__Fragmento seleccionado__:
▽
En otra de su prolífica obra epistolar, destacó la «arena arcillosa de la plaza». Sin duda se trataba de la «Dama del Tormes». La plaza de toros de El Barco de Ávila es la joya centenaria de la provincia. Inaugurada en 1889, hoy conserva al ciento por ciento el sabor de antaño. El olvido o la desidia, a veces, tienen golpes geniales. Los sillares de piedra y pizarra, irregulares e incómodos, los desconchones del tendido, las puertas de madera raída.
El reloj se detuvo hace más de 130 años en el patio de caballos (y arrastre) de madera. Allí, un azulejo recuerda el cartel del 2 de septiembre de 1951 que enfrentó a Antonio Bienvenida y a un recién alternativado Antonio Ordóñez, escoltados por la señorita rejoneadora Beatriz Santullano, con toros de Campoamor. Apenas quedaban ocho temporadas para el «verano peligroso». ¿Qué influencia tuvo Hemingway para que Ordóñez arribase aquella tarde a El Barco de Ávila?
La relación del escritor con la familia Ordóñez venía de largo. En 1925 comenzó su amistad con El Niño de la Palma pero no fue hasta 1953, dos años después de la cita abulense y más de dos décadas después de que el autor de El viejo y el mar fijase su estancia allí, cuando Antonio Ordóñez propició una cita en el célebre restaurante Las Pocholas. Allí comenzó una amistad que llegó hasta que «Papá Ernesto» se descerrajó un tiro en la sien en 1962.
Ernest Hemingway y Antonio Ordóñez tienen como nexo de unión su paso por El Barco de Ávila y, atendiendo a los datos, probablemente sea más profundo de lo que nos imaginamos pero nadie, todavía, lo ha escrito con exactitud. Quede constancia en este reportaje.
EN LOS ORÍGENES DEL TOREO
Esta peculiar plaza de toros cuenta con 2.500 localidades. El dato no es baladí porque se construyó cuando el pueblo apenas superaba el millar de habitantes. Contra todo pronóstico, en 2023, la «Dama del Tormes» y la tauromaquia siguen vigentes. Y qué mejor marco para celebrar una novillada sin caballos: en los orígenes del toreo hay que apoyar a los que empiezan en el difícil y cruento camino de ser torero.
El espectáculo no puede ser más costumbrista. Paisanos, peñas, un jinete con sombrero cordobés y gafas polarizadas presto para hacer el desteje simulado. El patio de caballos habla por sí mismo. Caras de inocencia de los novilleros comparada con el tono aceitunado y rasgos de dureza de unos banderilleros veteranos que vagan buscando un boletín que les acerque un poco más a la jubilación.
Una bonita novillada de Alcurrucén, perfecta para los jóvenes novilleros, noble y de buena condición pero a la que faltó un punto para romper en bravo, fueron los mimbres. La personalidad la pusieron cuatro aspirantes tan distintos en sus formas como en su etapa de formación.
△
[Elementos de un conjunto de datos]
▽
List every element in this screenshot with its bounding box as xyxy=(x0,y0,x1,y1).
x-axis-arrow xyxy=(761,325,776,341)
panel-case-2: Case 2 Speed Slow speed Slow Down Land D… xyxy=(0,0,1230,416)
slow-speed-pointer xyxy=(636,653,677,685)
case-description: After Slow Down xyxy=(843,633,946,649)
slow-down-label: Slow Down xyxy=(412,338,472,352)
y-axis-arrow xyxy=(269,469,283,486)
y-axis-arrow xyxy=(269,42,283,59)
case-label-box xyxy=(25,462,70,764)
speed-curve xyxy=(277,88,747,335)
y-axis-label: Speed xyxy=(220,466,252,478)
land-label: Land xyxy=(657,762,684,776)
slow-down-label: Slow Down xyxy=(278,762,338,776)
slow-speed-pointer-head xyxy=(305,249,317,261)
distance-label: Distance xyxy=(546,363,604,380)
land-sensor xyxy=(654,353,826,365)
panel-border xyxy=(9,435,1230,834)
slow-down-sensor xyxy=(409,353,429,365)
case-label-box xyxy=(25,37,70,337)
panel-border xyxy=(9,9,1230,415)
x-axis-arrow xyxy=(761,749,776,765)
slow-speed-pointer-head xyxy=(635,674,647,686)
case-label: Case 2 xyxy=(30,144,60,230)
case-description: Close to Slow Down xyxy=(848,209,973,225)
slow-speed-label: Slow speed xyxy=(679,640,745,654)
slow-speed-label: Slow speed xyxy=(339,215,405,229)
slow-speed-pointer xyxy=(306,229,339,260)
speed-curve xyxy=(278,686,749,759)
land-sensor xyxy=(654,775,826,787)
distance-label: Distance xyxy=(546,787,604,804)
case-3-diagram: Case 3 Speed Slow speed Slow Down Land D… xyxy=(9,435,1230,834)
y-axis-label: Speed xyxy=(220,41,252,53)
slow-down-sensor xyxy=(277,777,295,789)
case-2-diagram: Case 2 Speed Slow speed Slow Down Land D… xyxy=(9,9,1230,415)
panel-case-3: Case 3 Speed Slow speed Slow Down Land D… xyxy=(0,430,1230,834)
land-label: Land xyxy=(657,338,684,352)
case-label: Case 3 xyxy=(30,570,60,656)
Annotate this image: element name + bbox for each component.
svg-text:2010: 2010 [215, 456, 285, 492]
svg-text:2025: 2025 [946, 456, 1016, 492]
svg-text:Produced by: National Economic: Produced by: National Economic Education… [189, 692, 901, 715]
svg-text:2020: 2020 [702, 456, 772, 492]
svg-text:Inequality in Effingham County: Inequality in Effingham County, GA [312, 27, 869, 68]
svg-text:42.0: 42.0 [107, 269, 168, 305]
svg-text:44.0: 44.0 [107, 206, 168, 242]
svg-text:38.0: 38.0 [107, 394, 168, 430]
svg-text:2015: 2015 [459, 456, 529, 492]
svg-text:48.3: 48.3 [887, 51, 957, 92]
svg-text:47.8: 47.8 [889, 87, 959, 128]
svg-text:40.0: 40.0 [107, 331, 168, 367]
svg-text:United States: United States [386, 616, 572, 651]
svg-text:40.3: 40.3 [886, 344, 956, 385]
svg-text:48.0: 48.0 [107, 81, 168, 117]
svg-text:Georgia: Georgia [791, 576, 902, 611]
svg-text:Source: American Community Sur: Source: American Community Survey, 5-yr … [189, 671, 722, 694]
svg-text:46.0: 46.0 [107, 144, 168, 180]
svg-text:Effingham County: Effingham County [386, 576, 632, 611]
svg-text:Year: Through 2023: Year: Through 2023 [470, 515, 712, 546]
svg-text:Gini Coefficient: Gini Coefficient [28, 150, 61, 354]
△
Transcribe literalmente todo el pasaje del texto sobre la plaza de toros de El Barco de Ávila que va desde "La relación del" hasta "sien en 1962.", ambos incluidos.

__Espacio de respuesta__:
La relación del escritor con la familia Ordóñez venía de largo. En 1925 comenzó su amistad con El Niño de la Palma pero no fue hasta 1953, dos años después de la cita abulense y más de dos décadas después de que el autor de El viejo y el mar fijase su estancia allí, cuando Antonio Ordóñez propició una cita en el célebre restaurante Las Pocholas. Allí comenzó una amistad que llegó hasta que «Papá Ernesto» se descerrajó un tiro en la sien en 1962.